▶ **Directions for this task**
Pull out every line with the word "degree".
--- start of Working data ---
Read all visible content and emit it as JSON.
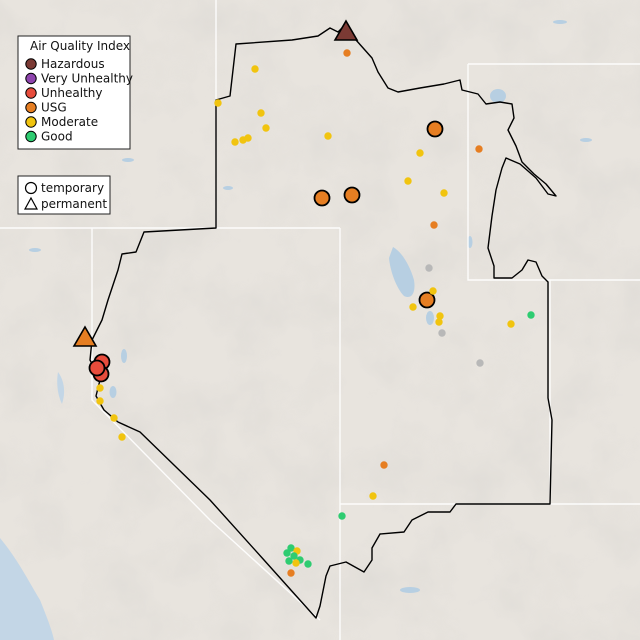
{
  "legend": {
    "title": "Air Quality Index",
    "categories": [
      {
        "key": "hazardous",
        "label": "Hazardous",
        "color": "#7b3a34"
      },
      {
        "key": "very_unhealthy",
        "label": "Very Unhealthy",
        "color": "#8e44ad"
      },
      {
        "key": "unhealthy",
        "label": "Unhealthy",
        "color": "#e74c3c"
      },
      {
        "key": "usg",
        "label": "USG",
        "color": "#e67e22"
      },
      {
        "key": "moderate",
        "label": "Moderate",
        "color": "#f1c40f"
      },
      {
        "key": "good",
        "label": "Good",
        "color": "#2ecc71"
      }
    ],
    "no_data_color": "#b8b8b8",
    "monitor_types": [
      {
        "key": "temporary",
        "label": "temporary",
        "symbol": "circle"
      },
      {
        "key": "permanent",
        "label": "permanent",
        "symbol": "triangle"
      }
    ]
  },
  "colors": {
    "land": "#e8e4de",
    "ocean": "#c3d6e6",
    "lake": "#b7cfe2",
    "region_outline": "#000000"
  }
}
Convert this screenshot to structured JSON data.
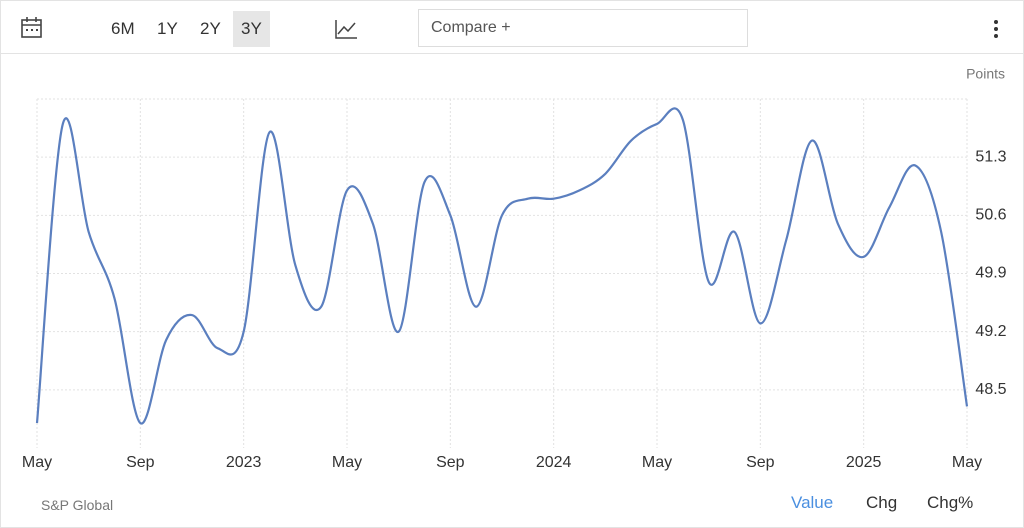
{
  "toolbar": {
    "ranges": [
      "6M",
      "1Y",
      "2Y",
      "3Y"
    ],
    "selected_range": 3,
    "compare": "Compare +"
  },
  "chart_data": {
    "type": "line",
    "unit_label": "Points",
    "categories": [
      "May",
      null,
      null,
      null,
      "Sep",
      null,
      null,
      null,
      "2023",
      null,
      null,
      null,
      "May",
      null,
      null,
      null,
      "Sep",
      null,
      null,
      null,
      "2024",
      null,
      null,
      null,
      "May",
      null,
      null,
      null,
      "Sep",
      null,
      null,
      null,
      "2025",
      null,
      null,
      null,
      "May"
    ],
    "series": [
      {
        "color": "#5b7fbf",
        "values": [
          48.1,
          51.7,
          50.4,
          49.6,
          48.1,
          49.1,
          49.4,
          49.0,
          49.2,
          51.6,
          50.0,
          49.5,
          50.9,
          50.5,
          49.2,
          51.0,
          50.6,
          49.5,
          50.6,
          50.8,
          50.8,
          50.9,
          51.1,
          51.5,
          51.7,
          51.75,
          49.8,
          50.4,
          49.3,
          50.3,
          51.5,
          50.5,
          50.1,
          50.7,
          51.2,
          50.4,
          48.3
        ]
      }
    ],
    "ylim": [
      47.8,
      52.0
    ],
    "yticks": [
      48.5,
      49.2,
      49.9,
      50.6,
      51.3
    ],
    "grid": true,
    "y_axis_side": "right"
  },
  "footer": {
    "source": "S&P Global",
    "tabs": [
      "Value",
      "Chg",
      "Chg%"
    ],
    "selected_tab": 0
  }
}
--- end of Working data ---
--- start of Working data ---
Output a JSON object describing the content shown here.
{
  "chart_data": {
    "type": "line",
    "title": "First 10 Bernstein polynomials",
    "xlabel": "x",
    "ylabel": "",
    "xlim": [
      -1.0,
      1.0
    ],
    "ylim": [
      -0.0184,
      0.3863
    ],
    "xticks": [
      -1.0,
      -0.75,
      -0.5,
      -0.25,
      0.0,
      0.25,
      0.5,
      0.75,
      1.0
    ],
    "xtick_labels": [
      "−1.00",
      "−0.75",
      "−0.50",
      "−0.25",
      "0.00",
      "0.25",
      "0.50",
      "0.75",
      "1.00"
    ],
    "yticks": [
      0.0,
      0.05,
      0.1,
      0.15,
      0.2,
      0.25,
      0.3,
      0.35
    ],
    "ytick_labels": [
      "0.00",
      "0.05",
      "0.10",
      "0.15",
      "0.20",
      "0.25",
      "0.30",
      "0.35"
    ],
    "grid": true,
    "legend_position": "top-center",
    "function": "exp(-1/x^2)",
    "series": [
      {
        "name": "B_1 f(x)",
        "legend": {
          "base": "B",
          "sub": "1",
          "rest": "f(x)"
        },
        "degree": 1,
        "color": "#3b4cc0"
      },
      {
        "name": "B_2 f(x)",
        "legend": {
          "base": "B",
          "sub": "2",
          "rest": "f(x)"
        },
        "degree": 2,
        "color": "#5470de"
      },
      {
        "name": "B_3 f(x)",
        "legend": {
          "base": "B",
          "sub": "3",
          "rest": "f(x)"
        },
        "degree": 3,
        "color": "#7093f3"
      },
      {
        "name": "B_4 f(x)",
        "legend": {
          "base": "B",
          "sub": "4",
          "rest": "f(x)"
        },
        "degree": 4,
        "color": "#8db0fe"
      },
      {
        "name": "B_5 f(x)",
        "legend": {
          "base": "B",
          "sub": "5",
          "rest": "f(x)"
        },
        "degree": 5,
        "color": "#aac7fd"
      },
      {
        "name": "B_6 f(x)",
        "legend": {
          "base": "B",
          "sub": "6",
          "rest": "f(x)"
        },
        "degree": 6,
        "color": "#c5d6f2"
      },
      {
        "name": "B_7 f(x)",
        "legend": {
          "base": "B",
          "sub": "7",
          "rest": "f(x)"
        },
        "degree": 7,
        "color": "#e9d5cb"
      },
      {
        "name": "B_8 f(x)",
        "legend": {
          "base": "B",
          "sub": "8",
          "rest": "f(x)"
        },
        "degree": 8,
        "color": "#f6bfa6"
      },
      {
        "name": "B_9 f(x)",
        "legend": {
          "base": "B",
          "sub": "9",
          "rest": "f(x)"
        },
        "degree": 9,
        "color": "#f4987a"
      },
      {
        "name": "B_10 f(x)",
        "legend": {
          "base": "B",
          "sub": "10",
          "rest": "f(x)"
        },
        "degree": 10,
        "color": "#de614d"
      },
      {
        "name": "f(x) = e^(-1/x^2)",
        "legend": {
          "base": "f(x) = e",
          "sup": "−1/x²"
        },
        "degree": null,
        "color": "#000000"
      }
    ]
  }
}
--- end of Working data ---
▶ **Result for this exercise**
        "degree": 1,
        "degree": 2,
        "degree": 3,
        "degree": 4,
        "degree": 5,
        "degree": 6,
        "degree": 7,
        "degree": 8,
        "degree": 9,
        "degree": 10,
        "degree": null,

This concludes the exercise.